Copy out the reflection on impermanence from "It is the focus" down to "this present moment?", replacing "impermanence" with "transience".

» **SELECTED EXTRACT**
>> BEGIN

It is the focus on death that has made me think a lot about impermanence. Rev. Alison preached on Buddhism earlier this month and the gifts that tradition offers us. Change is always a part of life. And perhaps it is just the nature of the times we are in that so much seems in flux. There is just so much that is unknown and so unpredictable. Is the spiritual task to settle into that? To be present with what is here before us in this present moment?

What I keep learning over and over again is that call to be in here and how and to bear witness to the life around us. This week the daylight savings time change has felt disruptive. This spring one where we lose an hour especially so. At first I found myself kind of cranky about it all. But with a couple days to let the change sink in now I have come to see the longer time of light later in the day as a gift. And it has been the best kind of gift—unexpected. Wherever we find ourselves may we do what we can to stay in that present moment. And in that moment may we get whatever it is we need.

>> END

» **RECORDS**
>> BEGIN

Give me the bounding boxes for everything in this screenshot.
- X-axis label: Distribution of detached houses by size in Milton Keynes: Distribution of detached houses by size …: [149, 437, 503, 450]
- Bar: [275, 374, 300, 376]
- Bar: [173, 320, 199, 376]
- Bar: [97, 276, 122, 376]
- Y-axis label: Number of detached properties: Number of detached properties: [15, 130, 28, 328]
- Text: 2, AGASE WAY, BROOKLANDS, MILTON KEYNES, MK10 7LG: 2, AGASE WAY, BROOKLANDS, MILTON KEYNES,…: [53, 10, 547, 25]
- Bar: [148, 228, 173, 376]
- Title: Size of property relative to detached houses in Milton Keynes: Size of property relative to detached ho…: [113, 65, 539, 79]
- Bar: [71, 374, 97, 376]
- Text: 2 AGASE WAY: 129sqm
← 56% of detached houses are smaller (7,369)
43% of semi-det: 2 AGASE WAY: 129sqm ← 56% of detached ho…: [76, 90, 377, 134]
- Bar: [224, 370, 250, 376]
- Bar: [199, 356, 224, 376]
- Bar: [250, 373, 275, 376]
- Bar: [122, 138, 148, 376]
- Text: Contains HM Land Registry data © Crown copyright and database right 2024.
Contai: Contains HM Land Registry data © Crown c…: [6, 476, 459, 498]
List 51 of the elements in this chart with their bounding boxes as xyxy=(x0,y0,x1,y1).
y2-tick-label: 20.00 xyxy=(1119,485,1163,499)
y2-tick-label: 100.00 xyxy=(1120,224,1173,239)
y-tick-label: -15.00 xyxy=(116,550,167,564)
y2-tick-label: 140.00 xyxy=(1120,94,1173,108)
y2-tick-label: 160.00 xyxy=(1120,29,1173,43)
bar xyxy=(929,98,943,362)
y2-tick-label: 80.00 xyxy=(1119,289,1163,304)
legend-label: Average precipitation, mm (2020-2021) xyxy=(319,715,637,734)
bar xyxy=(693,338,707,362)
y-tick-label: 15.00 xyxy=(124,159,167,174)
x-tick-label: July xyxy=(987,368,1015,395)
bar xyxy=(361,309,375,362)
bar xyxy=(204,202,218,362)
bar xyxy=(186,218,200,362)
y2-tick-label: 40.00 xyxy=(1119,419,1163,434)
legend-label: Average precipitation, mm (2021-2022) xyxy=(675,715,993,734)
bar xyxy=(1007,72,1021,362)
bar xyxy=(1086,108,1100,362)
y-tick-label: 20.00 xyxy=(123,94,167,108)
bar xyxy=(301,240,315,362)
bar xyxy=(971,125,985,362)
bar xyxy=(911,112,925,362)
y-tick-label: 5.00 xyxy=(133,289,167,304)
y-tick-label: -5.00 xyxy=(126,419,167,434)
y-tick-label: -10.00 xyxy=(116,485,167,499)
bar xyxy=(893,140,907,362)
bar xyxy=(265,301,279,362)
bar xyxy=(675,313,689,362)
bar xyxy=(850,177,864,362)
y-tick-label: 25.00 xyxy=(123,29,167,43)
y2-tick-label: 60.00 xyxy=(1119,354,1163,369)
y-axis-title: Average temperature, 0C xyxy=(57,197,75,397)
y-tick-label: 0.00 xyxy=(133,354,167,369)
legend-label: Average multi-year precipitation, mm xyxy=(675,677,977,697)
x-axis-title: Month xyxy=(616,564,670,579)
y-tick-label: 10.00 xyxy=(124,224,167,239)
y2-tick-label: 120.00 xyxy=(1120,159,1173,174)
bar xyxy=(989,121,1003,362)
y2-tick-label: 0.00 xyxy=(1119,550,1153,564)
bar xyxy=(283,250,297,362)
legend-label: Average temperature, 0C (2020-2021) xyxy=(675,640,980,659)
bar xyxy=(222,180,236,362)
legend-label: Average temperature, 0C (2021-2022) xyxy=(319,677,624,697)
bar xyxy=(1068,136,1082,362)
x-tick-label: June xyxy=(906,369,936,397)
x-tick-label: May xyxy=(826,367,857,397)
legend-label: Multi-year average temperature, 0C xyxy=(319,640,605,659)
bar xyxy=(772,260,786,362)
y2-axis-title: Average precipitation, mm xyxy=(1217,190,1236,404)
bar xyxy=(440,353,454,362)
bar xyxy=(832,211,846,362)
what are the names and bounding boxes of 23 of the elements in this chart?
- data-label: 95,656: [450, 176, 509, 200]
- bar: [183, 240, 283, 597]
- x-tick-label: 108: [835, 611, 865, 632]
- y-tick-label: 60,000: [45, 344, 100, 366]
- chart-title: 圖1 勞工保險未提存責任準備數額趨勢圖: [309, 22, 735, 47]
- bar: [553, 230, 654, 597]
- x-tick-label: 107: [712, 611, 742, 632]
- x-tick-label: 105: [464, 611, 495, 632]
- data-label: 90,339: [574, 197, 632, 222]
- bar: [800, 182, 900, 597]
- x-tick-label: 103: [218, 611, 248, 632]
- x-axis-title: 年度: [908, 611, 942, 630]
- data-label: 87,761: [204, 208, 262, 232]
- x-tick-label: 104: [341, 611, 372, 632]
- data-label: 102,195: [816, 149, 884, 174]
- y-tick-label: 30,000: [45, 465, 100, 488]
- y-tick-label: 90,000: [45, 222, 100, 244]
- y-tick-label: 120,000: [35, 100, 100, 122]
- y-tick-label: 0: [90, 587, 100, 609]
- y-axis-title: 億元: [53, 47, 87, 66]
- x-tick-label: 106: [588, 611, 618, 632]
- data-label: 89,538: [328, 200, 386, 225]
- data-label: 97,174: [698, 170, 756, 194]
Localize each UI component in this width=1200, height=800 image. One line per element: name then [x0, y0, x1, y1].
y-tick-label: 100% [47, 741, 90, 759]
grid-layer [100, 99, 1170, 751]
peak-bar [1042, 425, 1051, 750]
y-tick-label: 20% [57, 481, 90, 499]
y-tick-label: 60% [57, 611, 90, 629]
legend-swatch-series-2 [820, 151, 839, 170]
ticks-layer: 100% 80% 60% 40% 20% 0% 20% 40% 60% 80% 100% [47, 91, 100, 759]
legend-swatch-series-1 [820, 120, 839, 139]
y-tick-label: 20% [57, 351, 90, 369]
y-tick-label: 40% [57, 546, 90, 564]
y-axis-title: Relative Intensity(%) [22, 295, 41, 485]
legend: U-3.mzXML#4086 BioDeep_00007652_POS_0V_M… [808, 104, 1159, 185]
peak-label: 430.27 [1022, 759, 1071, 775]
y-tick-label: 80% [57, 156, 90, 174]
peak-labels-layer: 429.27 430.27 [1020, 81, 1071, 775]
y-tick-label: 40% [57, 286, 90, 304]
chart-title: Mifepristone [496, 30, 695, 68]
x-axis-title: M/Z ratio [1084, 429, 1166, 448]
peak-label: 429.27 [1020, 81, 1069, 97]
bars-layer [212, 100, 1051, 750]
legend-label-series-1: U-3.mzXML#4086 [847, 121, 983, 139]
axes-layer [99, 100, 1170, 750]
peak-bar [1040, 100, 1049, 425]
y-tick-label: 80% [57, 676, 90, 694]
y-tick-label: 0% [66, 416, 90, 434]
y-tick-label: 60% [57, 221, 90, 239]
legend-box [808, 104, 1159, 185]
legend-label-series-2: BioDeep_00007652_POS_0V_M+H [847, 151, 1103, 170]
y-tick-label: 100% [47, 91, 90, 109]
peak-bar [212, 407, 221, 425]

>> END

» **RESULT**
It is the focus on death that has made me think a lot about transience. Rev. Alison preached on Buddhism earlier this month and the gifts that tradition offers us. Change is always a part of life. And perhaps it is just the nature of the times we are in that so much seems in flux. There is just so much that is unknown and so unpredictable. Is the spiritual task to settle into that? To be present with what is here before us in this present moment?